**Instructions to follow**
Read through the entries below and return each line with the word "that".
________________________________________
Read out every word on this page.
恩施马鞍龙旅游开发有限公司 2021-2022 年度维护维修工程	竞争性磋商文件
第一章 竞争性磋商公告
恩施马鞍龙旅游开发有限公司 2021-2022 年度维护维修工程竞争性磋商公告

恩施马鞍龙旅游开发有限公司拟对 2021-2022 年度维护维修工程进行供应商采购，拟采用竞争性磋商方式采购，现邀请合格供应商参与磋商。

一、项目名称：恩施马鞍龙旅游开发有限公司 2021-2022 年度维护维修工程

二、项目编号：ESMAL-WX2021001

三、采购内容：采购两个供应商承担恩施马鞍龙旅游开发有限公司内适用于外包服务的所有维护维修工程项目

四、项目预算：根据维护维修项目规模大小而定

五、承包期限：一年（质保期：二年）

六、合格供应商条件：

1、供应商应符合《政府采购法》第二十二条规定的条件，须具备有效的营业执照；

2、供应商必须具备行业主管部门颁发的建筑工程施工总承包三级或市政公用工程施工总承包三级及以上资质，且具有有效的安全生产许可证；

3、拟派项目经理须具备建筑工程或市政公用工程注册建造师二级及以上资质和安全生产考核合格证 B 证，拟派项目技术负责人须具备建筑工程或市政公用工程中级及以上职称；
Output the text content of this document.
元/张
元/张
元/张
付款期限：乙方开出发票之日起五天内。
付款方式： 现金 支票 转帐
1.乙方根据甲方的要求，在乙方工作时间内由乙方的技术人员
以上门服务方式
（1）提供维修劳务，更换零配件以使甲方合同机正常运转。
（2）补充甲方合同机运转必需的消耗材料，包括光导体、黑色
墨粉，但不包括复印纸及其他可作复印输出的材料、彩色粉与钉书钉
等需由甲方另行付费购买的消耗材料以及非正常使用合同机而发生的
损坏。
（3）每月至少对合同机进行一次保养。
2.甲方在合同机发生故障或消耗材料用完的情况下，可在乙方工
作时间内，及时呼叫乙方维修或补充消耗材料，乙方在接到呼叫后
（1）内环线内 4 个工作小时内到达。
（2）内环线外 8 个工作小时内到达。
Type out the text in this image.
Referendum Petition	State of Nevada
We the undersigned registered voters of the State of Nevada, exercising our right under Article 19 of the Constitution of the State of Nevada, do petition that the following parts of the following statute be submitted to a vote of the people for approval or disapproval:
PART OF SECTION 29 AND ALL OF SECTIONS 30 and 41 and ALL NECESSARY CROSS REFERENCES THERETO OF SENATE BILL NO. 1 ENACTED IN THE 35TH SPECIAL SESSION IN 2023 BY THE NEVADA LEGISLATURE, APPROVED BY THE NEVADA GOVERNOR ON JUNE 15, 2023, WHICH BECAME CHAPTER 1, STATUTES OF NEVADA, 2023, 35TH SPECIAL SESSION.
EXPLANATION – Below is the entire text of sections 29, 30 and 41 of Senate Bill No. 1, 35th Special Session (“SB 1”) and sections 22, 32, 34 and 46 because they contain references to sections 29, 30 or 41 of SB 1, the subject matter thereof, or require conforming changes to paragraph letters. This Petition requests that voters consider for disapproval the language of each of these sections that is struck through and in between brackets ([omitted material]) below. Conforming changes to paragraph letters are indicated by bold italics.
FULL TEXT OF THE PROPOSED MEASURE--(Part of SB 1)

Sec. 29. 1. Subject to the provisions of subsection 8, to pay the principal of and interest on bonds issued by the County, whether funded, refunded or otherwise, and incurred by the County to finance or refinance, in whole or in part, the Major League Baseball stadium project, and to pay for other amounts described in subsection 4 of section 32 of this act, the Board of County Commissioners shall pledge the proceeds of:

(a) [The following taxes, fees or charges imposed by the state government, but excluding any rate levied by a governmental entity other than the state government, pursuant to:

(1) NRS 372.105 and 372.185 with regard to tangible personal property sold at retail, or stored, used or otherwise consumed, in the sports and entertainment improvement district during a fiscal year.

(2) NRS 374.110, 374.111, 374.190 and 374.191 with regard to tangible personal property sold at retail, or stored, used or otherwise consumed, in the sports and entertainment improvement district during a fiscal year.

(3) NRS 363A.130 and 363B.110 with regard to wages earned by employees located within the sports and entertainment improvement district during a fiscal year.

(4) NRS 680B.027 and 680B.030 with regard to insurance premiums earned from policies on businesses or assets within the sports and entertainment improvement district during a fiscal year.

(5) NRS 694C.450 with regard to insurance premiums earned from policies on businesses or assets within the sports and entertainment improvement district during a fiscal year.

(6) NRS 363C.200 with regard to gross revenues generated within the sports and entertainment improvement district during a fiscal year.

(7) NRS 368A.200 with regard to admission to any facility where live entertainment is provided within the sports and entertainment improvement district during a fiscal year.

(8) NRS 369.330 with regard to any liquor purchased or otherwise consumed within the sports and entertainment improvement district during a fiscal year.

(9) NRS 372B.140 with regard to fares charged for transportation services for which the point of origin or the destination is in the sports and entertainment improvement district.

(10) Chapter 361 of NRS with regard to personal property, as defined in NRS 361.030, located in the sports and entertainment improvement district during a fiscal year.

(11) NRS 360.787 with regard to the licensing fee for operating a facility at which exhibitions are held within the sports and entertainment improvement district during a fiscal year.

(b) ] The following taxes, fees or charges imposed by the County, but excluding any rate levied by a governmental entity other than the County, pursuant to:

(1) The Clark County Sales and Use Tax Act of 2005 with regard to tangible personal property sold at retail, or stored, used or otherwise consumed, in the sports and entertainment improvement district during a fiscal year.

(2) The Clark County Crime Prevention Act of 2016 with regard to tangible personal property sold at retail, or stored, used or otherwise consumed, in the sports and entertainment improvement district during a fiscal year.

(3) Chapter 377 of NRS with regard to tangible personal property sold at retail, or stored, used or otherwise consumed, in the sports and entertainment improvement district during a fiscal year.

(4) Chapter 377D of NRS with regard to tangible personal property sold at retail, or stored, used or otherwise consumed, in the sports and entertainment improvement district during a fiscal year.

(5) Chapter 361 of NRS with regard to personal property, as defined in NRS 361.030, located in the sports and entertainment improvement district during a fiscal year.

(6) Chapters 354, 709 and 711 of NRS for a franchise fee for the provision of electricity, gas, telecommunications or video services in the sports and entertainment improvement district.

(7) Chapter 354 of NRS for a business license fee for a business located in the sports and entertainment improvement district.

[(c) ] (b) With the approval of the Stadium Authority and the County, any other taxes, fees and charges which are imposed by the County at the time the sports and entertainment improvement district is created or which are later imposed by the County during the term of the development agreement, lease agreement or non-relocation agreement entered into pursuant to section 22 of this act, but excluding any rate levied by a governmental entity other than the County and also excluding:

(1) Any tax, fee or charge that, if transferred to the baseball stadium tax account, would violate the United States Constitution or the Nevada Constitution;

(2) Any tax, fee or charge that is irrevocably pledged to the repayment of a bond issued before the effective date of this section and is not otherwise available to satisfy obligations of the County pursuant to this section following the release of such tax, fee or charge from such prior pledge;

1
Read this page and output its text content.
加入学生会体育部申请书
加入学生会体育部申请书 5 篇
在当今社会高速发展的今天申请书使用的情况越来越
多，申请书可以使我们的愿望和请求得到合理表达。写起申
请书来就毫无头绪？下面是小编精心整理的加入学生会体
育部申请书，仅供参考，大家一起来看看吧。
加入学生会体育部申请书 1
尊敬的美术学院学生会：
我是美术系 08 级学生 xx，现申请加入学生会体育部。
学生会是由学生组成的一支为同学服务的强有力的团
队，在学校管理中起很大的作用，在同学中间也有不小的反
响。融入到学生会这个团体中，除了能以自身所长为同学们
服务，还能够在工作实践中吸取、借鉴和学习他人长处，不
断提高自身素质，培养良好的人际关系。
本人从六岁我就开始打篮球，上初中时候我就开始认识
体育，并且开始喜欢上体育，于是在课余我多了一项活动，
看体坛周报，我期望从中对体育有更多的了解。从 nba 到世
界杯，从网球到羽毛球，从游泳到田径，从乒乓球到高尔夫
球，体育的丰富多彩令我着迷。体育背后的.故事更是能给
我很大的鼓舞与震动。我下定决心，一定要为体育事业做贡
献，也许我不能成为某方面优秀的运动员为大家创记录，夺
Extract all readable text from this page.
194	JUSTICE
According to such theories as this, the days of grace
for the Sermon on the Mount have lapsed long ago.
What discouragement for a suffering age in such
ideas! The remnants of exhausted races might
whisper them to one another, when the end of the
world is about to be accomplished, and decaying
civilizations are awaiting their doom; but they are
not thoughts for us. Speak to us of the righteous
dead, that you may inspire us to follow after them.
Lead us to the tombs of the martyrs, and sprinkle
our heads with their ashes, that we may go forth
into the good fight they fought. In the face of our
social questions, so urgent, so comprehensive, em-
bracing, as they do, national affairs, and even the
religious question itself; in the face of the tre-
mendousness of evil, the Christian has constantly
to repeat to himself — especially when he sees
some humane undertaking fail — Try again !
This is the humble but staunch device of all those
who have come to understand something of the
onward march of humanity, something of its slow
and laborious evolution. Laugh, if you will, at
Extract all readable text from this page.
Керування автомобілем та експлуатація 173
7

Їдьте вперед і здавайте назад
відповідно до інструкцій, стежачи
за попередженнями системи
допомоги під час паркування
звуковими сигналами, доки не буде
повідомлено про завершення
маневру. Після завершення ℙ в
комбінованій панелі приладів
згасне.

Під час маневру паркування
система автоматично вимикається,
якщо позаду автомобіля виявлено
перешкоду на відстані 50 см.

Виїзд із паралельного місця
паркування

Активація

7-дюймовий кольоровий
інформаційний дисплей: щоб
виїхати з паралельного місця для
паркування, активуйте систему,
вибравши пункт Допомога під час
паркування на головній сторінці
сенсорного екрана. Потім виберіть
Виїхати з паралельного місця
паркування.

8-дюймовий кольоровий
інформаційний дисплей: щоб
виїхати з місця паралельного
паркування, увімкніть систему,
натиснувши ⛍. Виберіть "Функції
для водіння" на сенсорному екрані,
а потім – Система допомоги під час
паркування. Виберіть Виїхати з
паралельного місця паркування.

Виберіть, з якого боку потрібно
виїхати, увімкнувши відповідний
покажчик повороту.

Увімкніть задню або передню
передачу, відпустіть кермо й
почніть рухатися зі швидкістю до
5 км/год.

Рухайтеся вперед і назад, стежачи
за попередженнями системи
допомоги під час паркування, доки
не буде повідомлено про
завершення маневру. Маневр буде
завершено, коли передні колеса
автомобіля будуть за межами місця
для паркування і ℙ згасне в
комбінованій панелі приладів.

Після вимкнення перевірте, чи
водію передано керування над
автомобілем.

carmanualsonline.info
________________________________________
**Full answer**
We the undersigned registered voters of the State of Nevada, exercising our right under Article 19 of the Constitution of the State of Nevada, do petition that the following parts of the following statute be submitted to a vote of the people for approval or disapproval:
EXPLANATION – Below is the entire text of sections 29, 30 and 41 of Senate Bill No. 1, 35th Special Session (“SB 1”) and sections 22, 32, 34 and 46 because they contain references to sections 29, 30 or 41 of SB 1, the subject matter thereof, or require conforming changes to paragraph letters. This Petition requests that voters consider for disapproval the language of each of these sections that is struck through and in between brackets ([omitted material]) below. Conforming changes to paragraph letters are indicated by bold italics.
(1) Any tax, fee or charge that, if transferred to the baseball stadium tax account, would violate the United States Constitution or the Nevada Constitution;
(2) Any tax, fee or charge that is irrevocably pledged to the repayment of a bond issued before the effective date of this section and is not otherwise available to satisfy obligations of the County pursuant to this section following the release of such tax, fee or charge from such prior pledge;
dead, that you may inspire us to follow after them.
our heads with their ashes, that we may go forth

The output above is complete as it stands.